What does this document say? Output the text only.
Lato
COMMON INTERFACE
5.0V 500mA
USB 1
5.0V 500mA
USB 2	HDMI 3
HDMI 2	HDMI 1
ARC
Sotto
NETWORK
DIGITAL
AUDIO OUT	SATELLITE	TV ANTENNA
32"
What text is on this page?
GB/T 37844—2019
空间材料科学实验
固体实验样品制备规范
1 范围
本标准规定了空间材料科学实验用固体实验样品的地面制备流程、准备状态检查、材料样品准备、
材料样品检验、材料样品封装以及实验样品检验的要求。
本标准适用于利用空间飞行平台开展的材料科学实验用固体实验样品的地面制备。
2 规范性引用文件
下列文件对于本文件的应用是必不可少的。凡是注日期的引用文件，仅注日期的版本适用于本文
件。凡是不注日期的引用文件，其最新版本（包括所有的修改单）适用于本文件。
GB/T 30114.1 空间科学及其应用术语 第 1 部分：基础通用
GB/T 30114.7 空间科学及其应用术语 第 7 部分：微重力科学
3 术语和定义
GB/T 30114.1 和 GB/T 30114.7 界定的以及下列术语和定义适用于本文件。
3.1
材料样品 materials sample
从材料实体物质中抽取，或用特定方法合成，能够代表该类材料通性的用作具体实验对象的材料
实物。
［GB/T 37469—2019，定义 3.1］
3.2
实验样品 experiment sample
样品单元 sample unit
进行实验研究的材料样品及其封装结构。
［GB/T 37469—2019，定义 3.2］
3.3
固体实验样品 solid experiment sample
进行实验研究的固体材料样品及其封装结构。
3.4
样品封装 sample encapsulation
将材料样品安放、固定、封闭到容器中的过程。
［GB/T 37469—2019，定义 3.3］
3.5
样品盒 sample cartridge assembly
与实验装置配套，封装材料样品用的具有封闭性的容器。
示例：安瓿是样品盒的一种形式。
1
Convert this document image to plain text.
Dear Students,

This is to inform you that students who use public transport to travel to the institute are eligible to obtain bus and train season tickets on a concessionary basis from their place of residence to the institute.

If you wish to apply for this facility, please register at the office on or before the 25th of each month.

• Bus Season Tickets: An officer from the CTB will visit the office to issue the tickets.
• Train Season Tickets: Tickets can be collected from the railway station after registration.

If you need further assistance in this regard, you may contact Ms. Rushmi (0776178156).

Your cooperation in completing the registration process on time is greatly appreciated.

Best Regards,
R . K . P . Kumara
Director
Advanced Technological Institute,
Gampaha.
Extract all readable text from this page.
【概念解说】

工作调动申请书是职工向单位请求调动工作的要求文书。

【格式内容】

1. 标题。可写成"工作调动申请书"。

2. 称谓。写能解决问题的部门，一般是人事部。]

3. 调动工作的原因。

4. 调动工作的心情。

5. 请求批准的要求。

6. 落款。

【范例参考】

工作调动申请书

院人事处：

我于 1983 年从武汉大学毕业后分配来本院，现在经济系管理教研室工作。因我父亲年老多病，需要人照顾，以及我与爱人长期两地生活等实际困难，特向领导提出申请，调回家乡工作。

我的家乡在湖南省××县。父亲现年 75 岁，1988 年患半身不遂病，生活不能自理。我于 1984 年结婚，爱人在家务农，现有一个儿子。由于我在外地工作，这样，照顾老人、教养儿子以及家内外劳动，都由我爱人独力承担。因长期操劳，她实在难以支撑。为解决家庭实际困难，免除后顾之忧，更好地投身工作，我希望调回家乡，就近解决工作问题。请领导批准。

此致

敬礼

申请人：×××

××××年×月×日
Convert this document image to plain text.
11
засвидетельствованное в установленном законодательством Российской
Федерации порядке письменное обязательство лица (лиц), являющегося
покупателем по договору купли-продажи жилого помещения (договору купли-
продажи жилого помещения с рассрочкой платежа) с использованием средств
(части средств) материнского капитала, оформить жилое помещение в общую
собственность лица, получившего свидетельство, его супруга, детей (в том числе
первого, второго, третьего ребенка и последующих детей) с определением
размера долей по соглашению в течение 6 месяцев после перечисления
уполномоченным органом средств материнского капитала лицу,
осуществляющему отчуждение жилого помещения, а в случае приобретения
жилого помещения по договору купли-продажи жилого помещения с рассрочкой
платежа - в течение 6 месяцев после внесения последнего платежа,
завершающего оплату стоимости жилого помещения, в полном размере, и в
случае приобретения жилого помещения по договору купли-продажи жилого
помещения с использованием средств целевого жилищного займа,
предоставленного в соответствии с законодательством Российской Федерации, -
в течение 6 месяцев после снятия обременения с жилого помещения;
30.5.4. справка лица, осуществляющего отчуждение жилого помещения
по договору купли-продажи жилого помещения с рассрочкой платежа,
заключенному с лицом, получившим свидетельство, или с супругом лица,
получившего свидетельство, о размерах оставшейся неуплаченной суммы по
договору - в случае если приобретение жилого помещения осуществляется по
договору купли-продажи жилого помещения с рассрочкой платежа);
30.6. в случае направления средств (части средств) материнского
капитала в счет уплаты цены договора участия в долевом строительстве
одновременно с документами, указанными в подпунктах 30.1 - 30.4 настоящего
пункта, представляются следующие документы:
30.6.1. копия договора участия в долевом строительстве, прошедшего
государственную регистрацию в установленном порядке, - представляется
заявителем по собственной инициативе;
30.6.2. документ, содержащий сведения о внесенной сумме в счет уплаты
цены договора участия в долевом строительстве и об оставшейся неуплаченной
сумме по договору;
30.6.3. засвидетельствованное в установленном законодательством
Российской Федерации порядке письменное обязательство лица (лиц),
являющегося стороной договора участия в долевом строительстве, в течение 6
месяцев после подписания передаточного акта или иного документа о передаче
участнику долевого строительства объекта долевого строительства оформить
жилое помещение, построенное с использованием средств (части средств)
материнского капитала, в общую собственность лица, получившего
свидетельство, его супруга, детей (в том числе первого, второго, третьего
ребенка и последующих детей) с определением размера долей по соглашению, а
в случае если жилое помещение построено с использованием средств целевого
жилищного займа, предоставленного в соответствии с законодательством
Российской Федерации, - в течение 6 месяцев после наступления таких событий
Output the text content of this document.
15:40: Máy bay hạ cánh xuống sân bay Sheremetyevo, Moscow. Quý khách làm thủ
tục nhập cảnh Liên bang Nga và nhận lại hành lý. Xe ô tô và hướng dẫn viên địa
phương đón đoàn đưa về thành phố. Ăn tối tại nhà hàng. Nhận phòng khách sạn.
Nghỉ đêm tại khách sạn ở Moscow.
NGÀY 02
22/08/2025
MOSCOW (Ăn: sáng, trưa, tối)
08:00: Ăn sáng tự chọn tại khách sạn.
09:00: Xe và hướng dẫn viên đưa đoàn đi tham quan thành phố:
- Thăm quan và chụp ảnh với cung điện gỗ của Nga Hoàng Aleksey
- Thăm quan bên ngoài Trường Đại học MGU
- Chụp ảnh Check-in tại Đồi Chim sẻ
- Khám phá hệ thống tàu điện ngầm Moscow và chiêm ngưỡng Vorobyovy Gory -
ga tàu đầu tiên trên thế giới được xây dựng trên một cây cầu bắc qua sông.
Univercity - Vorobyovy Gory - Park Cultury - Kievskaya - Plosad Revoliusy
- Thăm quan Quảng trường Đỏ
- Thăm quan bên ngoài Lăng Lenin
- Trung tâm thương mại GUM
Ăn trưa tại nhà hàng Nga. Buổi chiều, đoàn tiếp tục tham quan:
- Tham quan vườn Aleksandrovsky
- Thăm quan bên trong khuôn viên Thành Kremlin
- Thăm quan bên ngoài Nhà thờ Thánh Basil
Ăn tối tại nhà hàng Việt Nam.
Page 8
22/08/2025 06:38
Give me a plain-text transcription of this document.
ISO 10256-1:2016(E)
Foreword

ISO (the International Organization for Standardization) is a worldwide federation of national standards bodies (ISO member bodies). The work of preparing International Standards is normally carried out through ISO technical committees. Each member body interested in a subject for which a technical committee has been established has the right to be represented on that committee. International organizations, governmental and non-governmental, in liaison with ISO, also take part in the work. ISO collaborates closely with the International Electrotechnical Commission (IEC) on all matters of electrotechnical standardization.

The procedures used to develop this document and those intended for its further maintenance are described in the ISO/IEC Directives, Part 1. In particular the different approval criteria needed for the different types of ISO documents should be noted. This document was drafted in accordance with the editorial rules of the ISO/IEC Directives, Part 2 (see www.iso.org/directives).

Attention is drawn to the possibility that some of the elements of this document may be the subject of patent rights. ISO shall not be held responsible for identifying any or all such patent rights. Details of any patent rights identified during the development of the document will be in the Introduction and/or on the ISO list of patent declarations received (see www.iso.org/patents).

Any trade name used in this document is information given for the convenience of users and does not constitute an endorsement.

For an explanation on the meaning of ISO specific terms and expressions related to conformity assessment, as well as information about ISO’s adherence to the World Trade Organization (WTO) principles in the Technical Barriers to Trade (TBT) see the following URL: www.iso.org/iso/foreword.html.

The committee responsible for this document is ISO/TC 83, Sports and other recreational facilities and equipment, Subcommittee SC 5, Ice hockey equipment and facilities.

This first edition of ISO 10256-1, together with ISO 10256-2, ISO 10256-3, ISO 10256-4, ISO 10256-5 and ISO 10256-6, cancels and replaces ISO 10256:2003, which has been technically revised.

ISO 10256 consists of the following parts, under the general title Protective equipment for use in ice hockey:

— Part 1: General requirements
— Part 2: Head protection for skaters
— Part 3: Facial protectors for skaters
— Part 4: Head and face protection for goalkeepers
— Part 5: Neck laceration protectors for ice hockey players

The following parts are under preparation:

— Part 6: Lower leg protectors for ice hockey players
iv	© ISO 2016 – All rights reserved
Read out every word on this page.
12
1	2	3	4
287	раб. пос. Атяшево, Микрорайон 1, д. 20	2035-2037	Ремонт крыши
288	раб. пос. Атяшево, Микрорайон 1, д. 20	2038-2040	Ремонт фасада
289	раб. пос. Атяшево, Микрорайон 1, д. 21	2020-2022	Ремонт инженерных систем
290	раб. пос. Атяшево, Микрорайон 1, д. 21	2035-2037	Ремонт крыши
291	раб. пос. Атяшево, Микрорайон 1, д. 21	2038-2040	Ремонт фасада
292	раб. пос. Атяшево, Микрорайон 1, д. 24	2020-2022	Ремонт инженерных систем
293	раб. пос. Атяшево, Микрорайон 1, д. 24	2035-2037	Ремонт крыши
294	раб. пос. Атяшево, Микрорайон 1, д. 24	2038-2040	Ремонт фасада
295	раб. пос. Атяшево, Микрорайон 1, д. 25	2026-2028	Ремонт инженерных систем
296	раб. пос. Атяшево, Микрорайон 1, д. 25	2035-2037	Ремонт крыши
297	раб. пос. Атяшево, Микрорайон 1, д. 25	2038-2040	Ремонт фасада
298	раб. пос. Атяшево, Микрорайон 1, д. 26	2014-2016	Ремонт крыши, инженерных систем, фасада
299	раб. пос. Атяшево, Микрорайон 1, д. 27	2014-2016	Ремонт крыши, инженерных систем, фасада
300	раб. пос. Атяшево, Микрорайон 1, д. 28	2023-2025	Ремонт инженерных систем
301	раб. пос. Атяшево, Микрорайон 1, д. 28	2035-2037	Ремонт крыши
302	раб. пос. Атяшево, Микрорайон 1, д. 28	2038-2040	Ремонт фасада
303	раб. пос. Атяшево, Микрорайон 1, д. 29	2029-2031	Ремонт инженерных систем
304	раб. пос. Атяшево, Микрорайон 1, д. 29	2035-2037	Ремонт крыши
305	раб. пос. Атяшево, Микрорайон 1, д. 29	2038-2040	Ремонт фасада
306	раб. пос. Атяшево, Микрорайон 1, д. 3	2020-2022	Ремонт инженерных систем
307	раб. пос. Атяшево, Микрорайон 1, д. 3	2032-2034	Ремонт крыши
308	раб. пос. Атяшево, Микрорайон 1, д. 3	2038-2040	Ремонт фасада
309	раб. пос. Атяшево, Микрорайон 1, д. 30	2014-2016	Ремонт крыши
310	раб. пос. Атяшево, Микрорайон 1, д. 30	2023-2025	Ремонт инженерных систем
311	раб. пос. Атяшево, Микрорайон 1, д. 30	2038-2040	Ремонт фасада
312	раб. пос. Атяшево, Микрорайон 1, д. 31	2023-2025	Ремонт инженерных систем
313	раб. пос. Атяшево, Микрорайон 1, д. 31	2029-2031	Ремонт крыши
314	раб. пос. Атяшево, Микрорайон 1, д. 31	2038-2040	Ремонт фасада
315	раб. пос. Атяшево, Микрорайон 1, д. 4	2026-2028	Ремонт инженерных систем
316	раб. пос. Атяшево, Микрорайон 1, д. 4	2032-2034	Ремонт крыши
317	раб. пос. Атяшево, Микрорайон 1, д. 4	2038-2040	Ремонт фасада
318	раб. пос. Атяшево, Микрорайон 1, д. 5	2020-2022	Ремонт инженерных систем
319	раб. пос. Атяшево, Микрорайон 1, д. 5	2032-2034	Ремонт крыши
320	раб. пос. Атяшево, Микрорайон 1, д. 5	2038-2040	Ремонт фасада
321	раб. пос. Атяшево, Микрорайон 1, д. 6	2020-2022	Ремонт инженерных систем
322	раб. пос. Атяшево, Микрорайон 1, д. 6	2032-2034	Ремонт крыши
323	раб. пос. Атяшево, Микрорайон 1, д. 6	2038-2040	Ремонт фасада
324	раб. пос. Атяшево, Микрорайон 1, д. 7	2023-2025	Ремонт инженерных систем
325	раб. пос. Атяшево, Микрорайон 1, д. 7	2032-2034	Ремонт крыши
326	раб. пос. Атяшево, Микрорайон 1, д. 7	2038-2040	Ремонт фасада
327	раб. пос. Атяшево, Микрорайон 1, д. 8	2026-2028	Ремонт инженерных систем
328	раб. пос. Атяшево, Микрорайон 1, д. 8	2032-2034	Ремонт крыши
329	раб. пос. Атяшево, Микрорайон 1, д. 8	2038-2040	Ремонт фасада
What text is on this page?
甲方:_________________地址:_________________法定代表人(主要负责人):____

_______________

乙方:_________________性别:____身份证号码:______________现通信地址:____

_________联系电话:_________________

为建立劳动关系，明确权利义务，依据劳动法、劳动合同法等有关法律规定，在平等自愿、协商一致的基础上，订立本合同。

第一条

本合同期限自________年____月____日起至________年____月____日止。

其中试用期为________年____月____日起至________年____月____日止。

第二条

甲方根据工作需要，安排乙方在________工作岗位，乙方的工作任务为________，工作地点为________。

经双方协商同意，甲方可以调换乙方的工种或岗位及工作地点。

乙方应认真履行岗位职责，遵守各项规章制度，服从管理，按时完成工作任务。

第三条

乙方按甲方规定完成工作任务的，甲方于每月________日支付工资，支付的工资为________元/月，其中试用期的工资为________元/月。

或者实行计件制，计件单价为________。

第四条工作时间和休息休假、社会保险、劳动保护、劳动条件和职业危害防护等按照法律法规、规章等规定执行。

:::::

> **Short task**
Within the data above, count the lines that contain the string "соглашению"; the reply is the number alone.

> **Output for this task**
2